### Supplied data
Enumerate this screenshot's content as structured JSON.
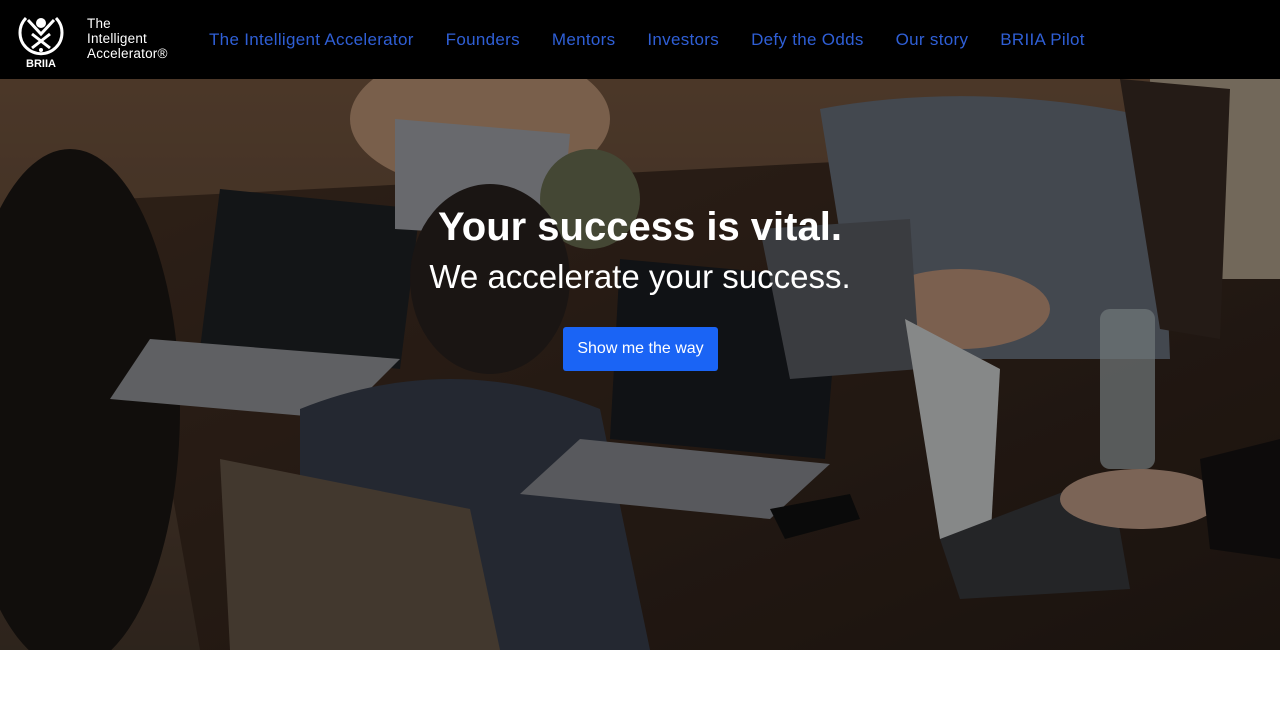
{
  "logo": {
    "brand": "BRIIA",
    "tagline_line1": "The",
    "tagline_line2": "Intelligent",
    "tagline_line3": "Accelerator®"
  },
  "nav": {
    "items": [
      {
        "label": "The Intelligent Accelerator"
      },
      {
        "label": "Founders"
      },
      {
        "label": "Mentors"
      },
      {
        "label": "Investors"
      },
      {
        "label": "Defy the Odds"
      },
      {
        "label": "Our story"
      },
      {
        "label": "BRIIA Pilot"
      }
    ]
  },
  "hero": {
    "title": "Your success is vital.",
    "subtitle": "We accelerate your success.",
    "cta_label": "Show me the way"
  },
  "colors": {
    "navbar_bg": "#000000",
    "nav_link": "#2f5fd6",
    "cta_bg": "#1a64f5"
  }
}
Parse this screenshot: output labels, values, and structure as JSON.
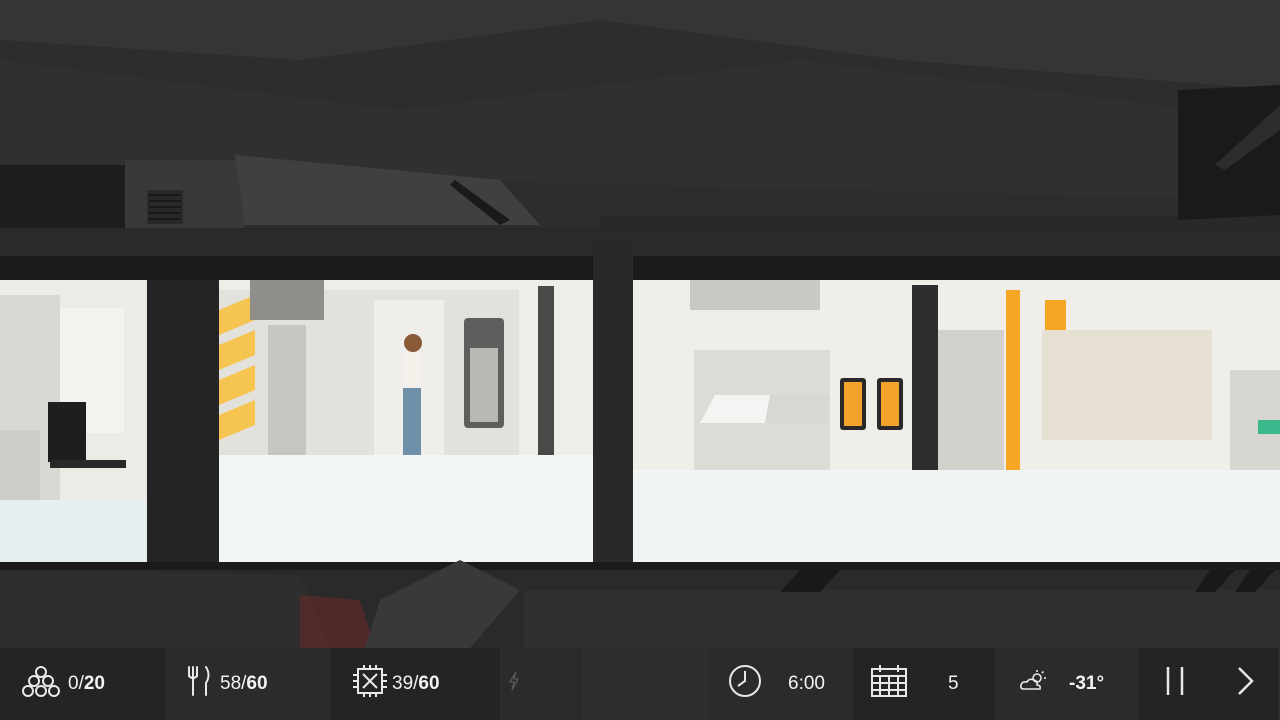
{
  "hud": {
    "survivors": {
      "icon": "people-group-icon",
      "current": "0",
      "max": "20"
    },
    "food": {
      "icon": "fork-knife-icon",
      "current": "58",
      "max": "60"
    },
    "parts": {
      "icon": "microchip-icon",
      "current": "39",
      "max": "60"
    },
    "power": {
      "icon": "lightning-icon"
    },
    "time": {
      "icon": "clock-icon",
      "value": "6:00"
    },
    "day": {
      "icon": "calendar-icon",
      "value": "5"
    },
    "weather": {
      "icon": "cloudy-sun-icon",
      "value": "-31°"
    },
    "controls": {
      "pause_icon": "pause-icon",
      "next_icon": "chevron-right-icon"
    }
  },
  "colors": {
    "bg": "#2f2d2e",
    "hud_dark": "#252325",
    "hud_mid": "#2c2a2c",
    "hazard": "#f5a623"
  }
}
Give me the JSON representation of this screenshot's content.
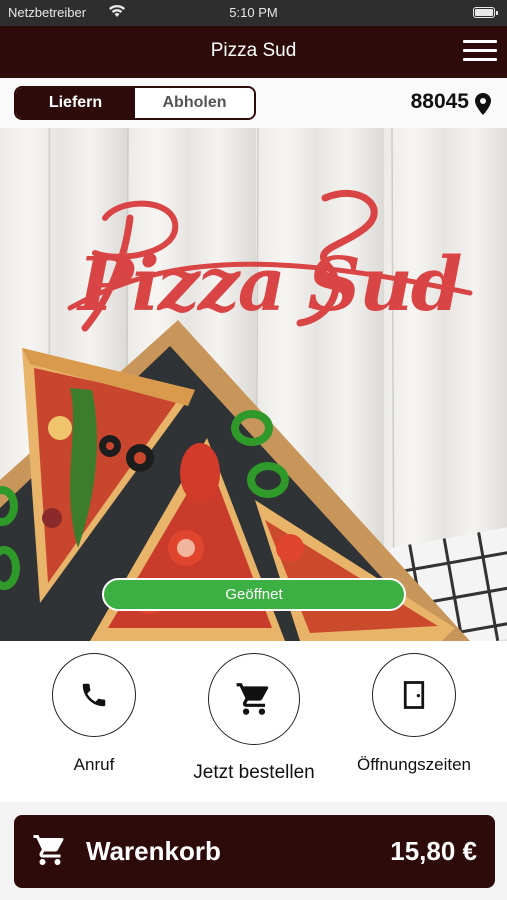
{
  "status_bar": {
    "carrier": "Netzbetreiber",
    "time": "5:10 PM"
  },
  "nav": {
    "title": "Pizza Sud"
  },
  "order_mode": {
    "options": [
      "Liefern",
      "Abholen"
    ],
    "selected": "Liefern"
  },
  "location": {
    "zip": "88045"
  },
  "hero": {
    "logo_text": "Pizza Sud",
    "open_status": "Geöffnet"
  },
  "actions": [
    {
      "label": "Anruf",
      "icon": "phone-icon"
    },
    {
      "label": "Jetzt bestellen",
      "icon": "cart-icon"
    },
    {
      "label": "Öffnungszeiten",
      "icon": "door-icon"
    }
  ],
  "cart": {
    "label": "Warenkorb",
    "total": "15,80 €"
  },
  "colors": {
    "brand_dark": "#2e0b0b",
    "open_green": "#3cb043",
    "logo_red": "#d94545"
  }
}
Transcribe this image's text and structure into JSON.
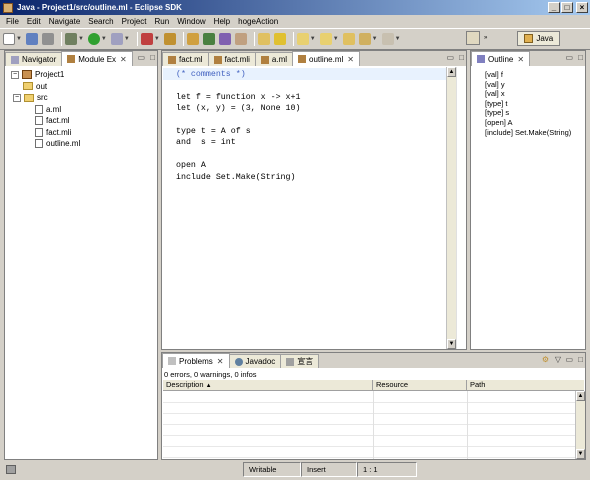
{
  "window": {
    "title": "Java - Project1/src/outline.ml - Eclipse SDK"
  },
  "menu": [
    "File",
    "Edit",
    "Navigate",
    "Search",
    "Project",
    "Run",
    "Window",
    "Help",
    "hogeAction"
  ],
  "perspective": {
    "label": "Java"
  },
  "left_pane": {
    "tabs": [
      "Navigator",
      "Module Ex"
    ],
    "tree": {
      "project": "Project1",
      "folders": [
        "out",
        "src"
      ],
      "files": [
        "a.ml",
        "fact.ml",
        "fact.mli",
        "outline.ml"
      ]
    }
  },
  "editor": {
    "tabs": [
      "fact.ml",
      "fact.mli",
      "a.ml",
      "outline.ml"
    ],
    "lines": [
      "(* comments *)",
      "",
      "let f = function x -> x+1",
      "let (x, y) = (3, None 10)",
      "",
      "type t = A of s",
      "and  s = int",
      "",
      "open A",
      "include Set.Make(String)"
    ]
  },
  "outline": {
    "tab": "Outline",
    "items": [
      "[val] f",
      "[val] y",
      "[val] x",
      "[type] t",
      "[type] s",
      "[open] A",
      "[include] Set.Make(String)"
    ]
  },
  "bottom_pane": {
    "tabs": [
      "Problems",
      "Javadoc",
      "宣言"
    ],
    "summary": "0 errors, 0 warnings, 0 infos",
    "columns": [
      "Description",
      "Resource",
      "Path"
    ]
  },
  "status": {
    "mode": "Writable",
    "insert": "Insert",
    "position": "1 : 1"
  }
}
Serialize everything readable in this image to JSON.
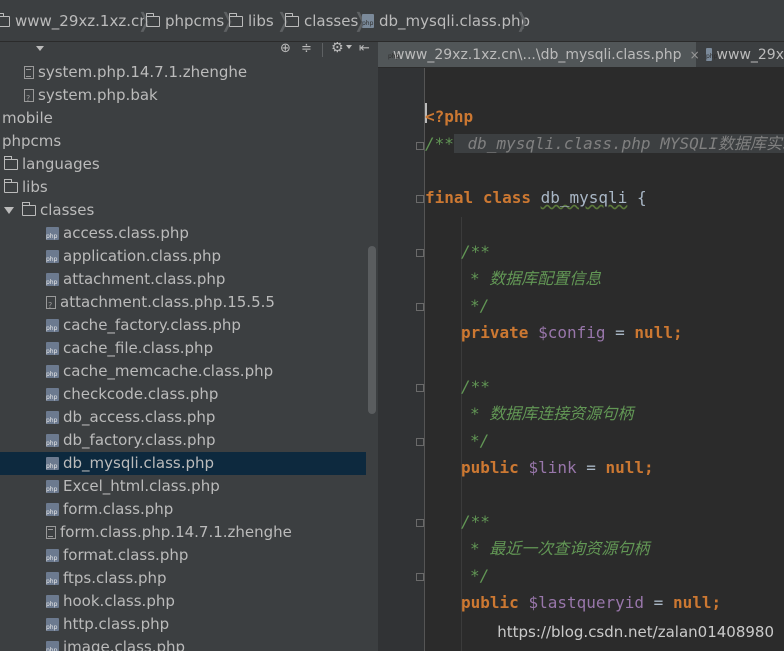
{
  "breadcrumb": [
    {
      "label": "www_29xz.1xz.cn",
      "icon": "folder-icon"
    },
    {
      "label": "phpcms",
      "icon": "folder-icon"
    },
    {
      "label": "libs",
      "icon": "folder-icon"
    },
    {
      "label": "classes",
      "icon": "folder-icon"
    },
    {
      "label": "db_mysqli.class.php",
      "icon": "php-file-icon"
    }
  ],
  "project_toolbar": {
    "dropdown_icon": "chevron-down-icon",
    "icons": [
      "target-icon",
      "collapse-all-icon",
      "gear-icon",
      "hide-panel-icon"
    ]
  },
  "tree": [
    {
      "label": "system.php.14.7.1.zhenghe",
      "type": "doc",
      "indent": 1
    },
    {
      "label": "system.php.bak",
      "type": "txt",
      "indent": 1
    },
    {
      "label": "mobile",
      "type": "none",
      "indent": 0
    },
    {
      "label": "phpcms",
      "type": "none",
      "indent": 0
    },
    {
      "label": "languages",
      "type": "folder",
      "indent": 0
    },
    {
      "label": "libs",
      "type": "folder",
      "indent": 0
    },
    {
      "label": "classes",
      "type": "folder-open",
      "indent": 0
    },
    {
      "label": "access.class.php",
      "type": "php",
      "indent": 2
    },
    {
      "label": "application.class.php",
      "type": "php",
      "indent": 2
    },
    {
      "label": "attachment.class.php",
      "type": "php",
      "indent": 2
    },
    {
      "label": "attachment.class.php.15.5.5",
      "type": "txt",
      "indent": 2
    },
    {
      "label": "cache_factory.class.php",
      "type": "php",
      "indent": 2
    },
    {
      "label": "cache_file.class.php",
      "type": "php",
      "indent": 2
    },
    {
      "label": "cache_memcache.class.php",
      "type": "php",
      "indent": 2
    },
    {
      "label": "checkcode.class.php",
      "type": "php",
      "indent": 2
    },
    {
      "label": "db_access.class.php",
      "type": "php",
      "indent": 2
    },
    {
      "label": "db_factory.class.php",
      "type": "php",
      "indent": 2
    },
    {
      "label": "db_mysqli.class.php",
      "type": "php",
      "indent": 2,
      "selected": true
    },
    {
      "label": "Excel_html.class.php",
      "type": "php",
      "indent": 2
    },
    {
      "label": "form.class.php",
      "type": "php",
      "indent": 2
    },
    {
      "label": "form.class.php.14.7.1.zhenghe",
      "type": "doc",
      "indent": 2
    },
    {
      "label": "format.class.php",
      "type": "php",
      "indent": 2
    },
    {
      "label": "ftps.class.php",
      "type": "php",
      "indent": 2
    },
    {
      "label": "hook.class.php",
      "type": "php",
      "indent": 2
    },
    {
      "label": "http.class.php",
      "type": "php",
      "indent": 2
    },
    {
      "label": "image.class.php",
      "type": "php",
      "indent": 2
    }
  ],
  "tabs": [
    {
      "label": "www_29xz.1xz.cn\\...\\db_mysqli.class.php",
      "close": "×",
      "active": true
    },
    {
      "label": "www_29x",
      "close": "",
      "active": false
    }
  ],
  "code": {
    "open_tag": "<?php",
    "doc_open": "/**",
    "doc_collapsed": " db_mysqli.class.php MYSQLI数据库实现",
    "final_kw": "final",
    "class_kw": "class",
    "class_name": "db_mysqli",
    "brace": "{",
    "comment_open": "/**",
    "comment_close": "*/",
    "comment_config": "* 数据库配置信息",
    "comment_link": "* 数据库连接资源句柄",
    "comment_last": "* 最近一次查询资源句柄",
    "private_kw": "private",
    "public_kw": "public",
    "var_config": "$config",
    "var_link": "$link",
    "var_lastqueryid": "$lastqueryid",
    "assign": " = ",
    "null_kw": "null",
    "semicolon": ";"
  },
  "watermark": "https://blog.csdn.net/zalan01408980",
  "colors": {
    "keyword": "#cc7832",
    "variable": "#9876aa",
    "doc_comment": "#629755",
    "selection": "#0d293e"
  }
}
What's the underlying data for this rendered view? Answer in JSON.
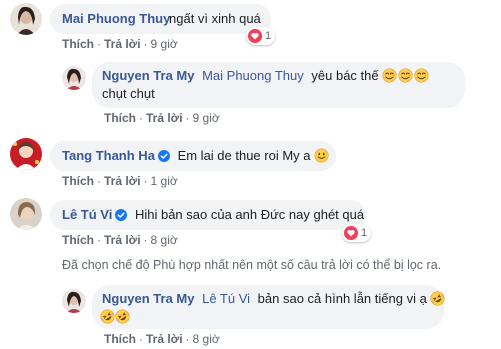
{
  "actions": {
    "like": "Thích",
    "reply": "Trả lời",
    "separator": "·"
  },
  "comments": [
    {
      "name": "Mai Phuong Thuy",
      "text": "ngất vì xinh quá",
      "time": "9 giờ",
      "reaction_count": "1"
    },
    {
      "name": "Nguyen Tra My",
      "mention": "Mai Phuong Thuy",
      "text": "yêu bác thế",
      "text_line2": "chụt chụt",
      "time": "9 giờ"
    },
    {
      "name": "Tang Thanh Ha",
      "text": "Em lai de thue roi My a",
      "time": "1 giờ"
    },
    {
      "name": "Lê Tú Vi",
      "text": "Hihi bản sao của anh Đức nay ghét quá",
      "time": "8 giờ",
      "reaction_count": "1"
    },
    {
      "name": "Nguyen Tra My",
      "mention": "Lê Tú Vi",
      "text": "bản sao cả hình lẫn tiếng vi ạ",
      "time": "8 giờ"
    }
  ],
  "filter_notice": "Đã chọn chế độ Phù hợp nhất nên một số câu trả lời có thể bị lọc ra.",
  "colors": {
    "link": "#385898",
    "bubble": "#f2f3f5",
    "meta": "#606770",
    "heart": "#f33e58",
    "verified": "#1877f2"
  }
}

### Exercise prompt
How many lines in the records hold the string "chevron"? Reply with the number alone.

### Answer to this problem
2